▶ **Short exercise**
Repeat every line below exactly as it reads.

──────── Records for processing

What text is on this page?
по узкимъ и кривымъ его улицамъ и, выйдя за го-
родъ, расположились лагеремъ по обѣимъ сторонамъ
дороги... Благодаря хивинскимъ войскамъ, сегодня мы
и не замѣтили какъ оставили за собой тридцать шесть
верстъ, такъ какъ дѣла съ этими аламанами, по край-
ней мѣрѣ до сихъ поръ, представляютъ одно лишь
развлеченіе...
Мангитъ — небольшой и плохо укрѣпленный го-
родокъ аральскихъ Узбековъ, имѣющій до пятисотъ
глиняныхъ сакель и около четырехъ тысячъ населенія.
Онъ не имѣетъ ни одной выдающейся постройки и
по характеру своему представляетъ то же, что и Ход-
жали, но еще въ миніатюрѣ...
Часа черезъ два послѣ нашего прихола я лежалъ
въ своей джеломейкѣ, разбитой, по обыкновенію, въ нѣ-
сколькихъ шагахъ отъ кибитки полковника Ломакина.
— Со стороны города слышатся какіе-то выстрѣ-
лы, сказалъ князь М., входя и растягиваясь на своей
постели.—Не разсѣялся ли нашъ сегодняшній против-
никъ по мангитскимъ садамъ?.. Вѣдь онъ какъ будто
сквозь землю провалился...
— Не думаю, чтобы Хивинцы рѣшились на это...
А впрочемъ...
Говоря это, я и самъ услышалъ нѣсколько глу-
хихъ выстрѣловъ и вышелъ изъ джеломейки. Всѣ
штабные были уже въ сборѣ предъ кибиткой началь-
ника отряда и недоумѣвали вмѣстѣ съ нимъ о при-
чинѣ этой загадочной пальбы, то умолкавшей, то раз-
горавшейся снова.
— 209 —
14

────────────────

▶ **Solution to the exercise**
What text is on this page?
по узкимъ и кривымъ его улицамъ и, выйдя за го-
родъ, расположились лагеремъ по обѣимъ сторонамъ
дороги... Благодаря хивинскимъ войскамъ, сегодня мы
и не замѣтили какъ оставили за собой тридцать шесть
верстъ, такъ какъ дѣла съ этими аламанами, по край-
ней мѣрѣ до сихъ поръ, представляютъ одно лишь
развлеченіе...
Мангитъ — небольшой и плохо укрѣпленный го-
родокъ аральскихъ Узбековъ, имѣющій до пятисотъ
глиняныхъ сакель и около четырехъ тысячъ населенія.
Онъ не имѣетъ ни одной выдающейся постройки и
по характеру своему представляетъ то же, что и Ход-
жали, но еще въ миніатюрѣ...
Часа черезъ два послѣ нашего прихола я лежалъ
въ своей джеломейкѣ, разбитой, по обыкновенію, въ нѣ-
сколькихъ шагахъ отъ кибитки полковника Ломакина.
— Со стороны города слышатся какіе-то выстрѣ-
лы, сказалъ князь М., входя и растягиваясь на своей
постели.—Не разсѣялся ли нашъ сегодняшній против-
никъ по мангитскимъ садамъ?.. Вѣдь онъ какъ будто
сквозь землю провалился...
— Не думаю, чтобы Хивинцы рѣшились на это...
А впрочемъ...
Говоря это, я и самъ услышалъ нѣсколько глу-
хихъ выстрѣловъ и вышелъ изъ джеломейки. Всѣ
штабные были уже въ сборѣ предъ кибиткой началь-
ника отряда и недоумѣвали вмѣстѣ съ нимъ о при-
чинѣ этой загадочной пальбы, то умолкавшей, то раз-
горавшейся снова.
— 209 —
14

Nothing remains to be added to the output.